For each line of the data below that holds "Breunigweiler", copy the line.

^^^^

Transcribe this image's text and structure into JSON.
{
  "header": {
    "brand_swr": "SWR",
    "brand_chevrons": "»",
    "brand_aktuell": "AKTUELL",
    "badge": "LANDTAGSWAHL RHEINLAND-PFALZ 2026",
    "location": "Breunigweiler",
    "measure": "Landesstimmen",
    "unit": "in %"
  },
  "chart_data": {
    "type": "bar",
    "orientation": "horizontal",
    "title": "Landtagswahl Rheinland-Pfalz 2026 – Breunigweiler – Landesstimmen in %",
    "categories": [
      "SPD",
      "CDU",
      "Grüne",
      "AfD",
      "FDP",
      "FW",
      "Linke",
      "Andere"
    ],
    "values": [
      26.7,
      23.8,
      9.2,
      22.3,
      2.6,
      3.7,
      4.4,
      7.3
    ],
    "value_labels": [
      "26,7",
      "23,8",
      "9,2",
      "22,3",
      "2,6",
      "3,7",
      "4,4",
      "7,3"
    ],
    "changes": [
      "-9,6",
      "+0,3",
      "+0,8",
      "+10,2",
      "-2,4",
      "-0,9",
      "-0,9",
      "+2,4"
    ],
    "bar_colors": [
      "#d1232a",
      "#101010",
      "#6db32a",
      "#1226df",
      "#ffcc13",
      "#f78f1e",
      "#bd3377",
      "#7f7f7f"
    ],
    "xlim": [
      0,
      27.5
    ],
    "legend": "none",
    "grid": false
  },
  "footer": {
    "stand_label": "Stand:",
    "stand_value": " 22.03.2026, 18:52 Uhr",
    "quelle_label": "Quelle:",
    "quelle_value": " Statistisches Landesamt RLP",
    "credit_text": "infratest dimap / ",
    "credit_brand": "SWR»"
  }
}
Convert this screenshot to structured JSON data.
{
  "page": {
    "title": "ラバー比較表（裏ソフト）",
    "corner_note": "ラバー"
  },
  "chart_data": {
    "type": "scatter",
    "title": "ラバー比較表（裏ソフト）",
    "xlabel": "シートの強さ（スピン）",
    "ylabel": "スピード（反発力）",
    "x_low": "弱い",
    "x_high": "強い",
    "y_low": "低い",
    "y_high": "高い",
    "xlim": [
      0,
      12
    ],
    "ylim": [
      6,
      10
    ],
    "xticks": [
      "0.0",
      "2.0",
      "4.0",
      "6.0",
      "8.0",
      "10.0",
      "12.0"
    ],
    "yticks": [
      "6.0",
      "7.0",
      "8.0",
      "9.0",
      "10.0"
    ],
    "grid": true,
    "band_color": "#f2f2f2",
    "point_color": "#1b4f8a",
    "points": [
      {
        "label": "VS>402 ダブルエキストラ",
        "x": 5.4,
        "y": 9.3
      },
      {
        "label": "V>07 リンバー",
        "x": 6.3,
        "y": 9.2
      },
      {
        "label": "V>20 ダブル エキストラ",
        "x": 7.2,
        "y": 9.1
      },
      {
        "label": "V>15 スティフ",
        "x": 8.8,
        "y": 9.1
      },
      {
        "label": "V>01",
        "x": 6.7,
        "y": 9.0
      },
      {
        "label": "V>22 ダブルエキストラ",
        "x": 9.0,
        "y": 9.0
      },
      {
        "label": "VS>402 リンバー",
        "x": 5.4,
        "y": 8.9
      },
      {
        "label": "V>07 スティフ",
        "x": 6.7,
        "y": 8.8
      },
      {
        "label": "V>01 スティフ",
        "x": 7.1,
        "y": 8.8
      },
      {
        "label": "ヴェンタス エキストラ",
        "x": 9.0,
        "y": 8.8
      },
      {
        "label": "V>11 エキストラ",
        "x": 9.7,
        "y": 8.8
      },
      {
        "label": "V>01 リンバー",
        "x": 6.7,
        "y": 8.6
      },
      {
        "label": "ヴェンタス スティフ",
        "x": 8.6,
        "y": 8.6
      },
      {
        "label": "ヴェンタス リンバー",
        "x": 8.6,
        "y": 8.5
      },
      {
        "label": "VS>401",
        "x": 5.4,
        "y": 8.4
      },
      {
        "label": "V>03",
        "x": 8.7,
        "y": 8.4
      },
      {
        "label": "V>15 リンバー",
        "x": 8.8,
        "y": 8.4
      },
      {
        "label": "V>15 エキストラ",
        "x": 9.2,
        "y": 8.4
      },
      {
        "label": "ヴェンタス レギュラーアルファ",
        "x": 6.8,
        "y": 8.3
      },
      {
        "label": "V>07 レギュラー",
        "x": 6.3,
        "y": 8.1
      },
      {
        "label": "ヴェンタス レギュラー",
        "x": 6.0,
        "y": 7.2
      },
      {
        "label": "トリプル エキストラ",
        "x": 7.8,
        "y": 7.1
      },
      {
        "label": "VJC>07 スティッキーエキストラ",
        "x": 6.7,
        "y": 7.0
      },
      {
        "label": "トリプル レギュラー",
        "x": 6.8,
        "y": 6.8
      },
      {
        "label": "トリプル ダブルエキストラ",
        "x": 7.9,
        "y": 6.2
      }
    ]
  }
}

^^^^

● The reply:
    "location": "Breunigweiler",
    "title": "Landtagswahl Rheinland-Pfalz 2026 – Breunigweiler – Landesstimmen in %",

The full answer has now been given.